- Records supplied:
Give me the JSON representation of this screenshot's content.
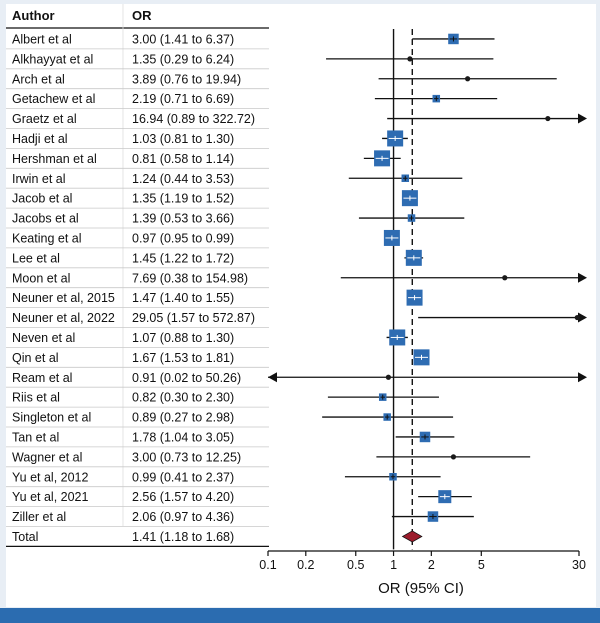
{
  "chart_data": {
    "type": "forest",
    "columns": {
      "author": "Author",
      "or": "OR"
    },
    "rows": [
      {
        "author": "Albert et al",
        "or_text": "3.00 (1.41 to 6.37)",
        "or": 3.0,
        "lo": 1.41,
        "hi": 6.37,
        "weight": 3
      },
      {
        "author": "Alkhayyat et al",
        "or_text": "1.35 (0.29 to 6.24)",
        "or": 1.35,
        "lo": 0.29,
        "hi": 6.24,
        "weight": 1
      },
      {
        "author": "Arch et al",
        "or_text": "3.89 (0.76 to 19.94)",
        "or": 3.89,
        "lo": 0.76,
        "hi": 19.94,
        "weight": 1
      },
      {
        "author": "Getachew et al",
        "or_text": "2.19 (0.71 to 6.69)",
        "or": 2.19,
        "lo": 0.71,
        "hi": 6.69,
        "weight": 2
      },
      {
        "author": "Graetz et al",
        "or_text": "16.94 (0.89 to 322.72)",
        "or": 16.94,
        "lo": 0.89,
        "hi": 322.72,
        "weight": 1
      },
      {
        "author": "Hadji et al",
        "or_text": "1.03 (0.81 to 1.30)",
        "or": 1.03,
        "lo": 0.81,
        "hi": 1.3,
        "weight": 5
      },
      {
        "author": "Hershman et al",
        "or_text": "0.81 (0.58 to 1.14)",
        "or": 0.81,
        "lo": 0.58,
        "hi": 1.14,
        "weight": 5
      },
      {
        "author": "Irwin et al",
        "or_text": "1.24 (0.44 to 3.53)",
        "or": 1.24,
        "lo": 0.44,
        "hi": 3.53,
        "weight": 2
      },
      {
        "author": "Jacob et al",
        "or_text": "1.35 (1.19 to 1.52)",
        "or": 1.35,
        "lo": 1.19,
        "hi": 1.52,
        "weight": 5
      },
      {
        "author": "Jacobs et al",
        "or_text": "1.39 (0.53 to 3.66)",
        "or": 1.39,
        "lo": 0.53,
        "hi": 3.66,
        "weight": 2
      },
      {
        "author": "Keating et al",
        "or_text": "0.97 (0.95 to 0.99)",
        "or": 0.97,
        "lo": 0.95,
        "hi": 0.99,
        "weight": 5
      },
      {
        "author": "Lee et al",
        "or_text": "1.45 (1.22 to 1.72)",
        "or": 1.45,
        "lo": 1.22,
        "hi": 1.72,
        "weight": 5
      },
      {
        "author": "Moon et al",
        "or_text": "7.69 (0.38 to 154.98)",
        "or": 7.69,
        "lo": 0.38,
        "hi": 154.98,
        "weight": 1
      },
      {
        "author": "Neuner et al, 2015",
        "or_text": "1.47 (1.40 to 1.55)",
        "or": 1.47,
        "lo": 1.4,
        "hi": 1.55,
        "weight": 5
      },
      {
        "author": "Neuner et al, 2022",
        "or_text": "29.05 (1.57 to 572.87)",
        "or": 29.05,
        "lo": 1.57,
        "hi": 572.87,
        "weight": 1
      },
      {
        "author": "Neven et al",
        "or_text": "1.07 (0.88 to 1.30)",
        "or": 1.07,
        "lo": 0.88,
        "hi": 1.3,
        "weight": 5
      },
      {
        "author": "Qin et al",
        "or_text": "1.67 (1.53 to 1.81)",
        "or": 1.67,
        "lo": 1.53,
        "hi": 1.81,
        "weight": 5
      },
      {
        "author": "Ream et al",
        "or_text": "0.91 (0.02 to 50.26)",
        "or": 0.91,
        "lo": 0.02,
        "hi": 50.26,
        "weight": 1
      },
      {
        "author": "Riis et al",
        "or_text": "0.82 (0.30 to 2.30)",
        "or": 0.82,
        "lo": 0.3,
        "hi": 2.3,
        "weight": 2
      },
      {
        "author": "Singleton et al",
        "or_text": "0.89 (0.27 to 2.98)",
        "or": 0.89,
        "lo": 0.27,
        "hi": 2.98,
        "weight": 2
      },
      {
        "author": "Tan et al",
        "or_text": "1.78 (1.04 to 3.05)",
        "or": 1.78,
        "lo": 1.04,
        "hi": 3.05,
        "weight": 3
      },
      {
        "author": "Wagner et al",
        "or_text": "3.00 (0.73 to 12.25)",
        "or": 3.0,
        "lo": 0.73,
        "hi": 12.25,
        "weight": 1
      },
      {
        "author": "Yu et al, 2012",
        "or_text": "0.99 (0.41 to 2.37)",
        "or": 0.99,
        "lo": 0.41,
        "hi": 2.37,
        "weight": 2
      },
      {
        "author": "Yu et al, 2021",
        "or_text": "2.56 (1.57 to 4.20)",
        "or": 2.56,
        "lo": 1.57,
        "hi": 4.2,
        "weight": 4
      },
      {
        "author": "Ziller et al",
        "or_text": "2.06 (0.97 to 4.36)",
        "or": 2.06,
        "lo": 0.97,
        "hi": 4.36,
        "weight": 3
      }
    ],
    "total": {
      "author": "Total",
      "or_text": "1.41 (1.18 to 1.68)",
      "or": 1.41,
      "lo": 1.18,
      "hi": 1.68
    },
    "x_axis": {
      "label": "OR (95% CI)",
      "scale": "log",
      "range": [
        0.1,
        30
      ],
      "ticks": [
        {
          "value": 0.1,
          "label": "0.1"
        },
        {
          "value": 0.2,
          "label": "0.2"
        },
        {
          "value": 0.5,
          "label": "0.5"
        },
        {
          "value": 1,
          "label": "1"
        },
        {
          "value": 2,
          "label": "2"
        },
        {
          "value": 5,
          "label": "5"
        },
        {
          "value": 30,
          "label": "30"
        }
      ]
    },
    "null_line": 1,
    "pooled_line": 1.41
  },
  "colors": {
    "marker": "#2e6cb2",
    "total": "#9b1c2c",
    "frame": "#e8eef5",
    "bar": "#2b6cb0",
    "text": "#111111"
  }
}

- Work required:
List each line of the entries that holds the string "value".

- Solution to the exercise:
          "value": 0.1,
          "value": 0.2,
          "value": 0.5,
          "value": 1,
          "value": 2,
          "value": 5,
          "value": 30,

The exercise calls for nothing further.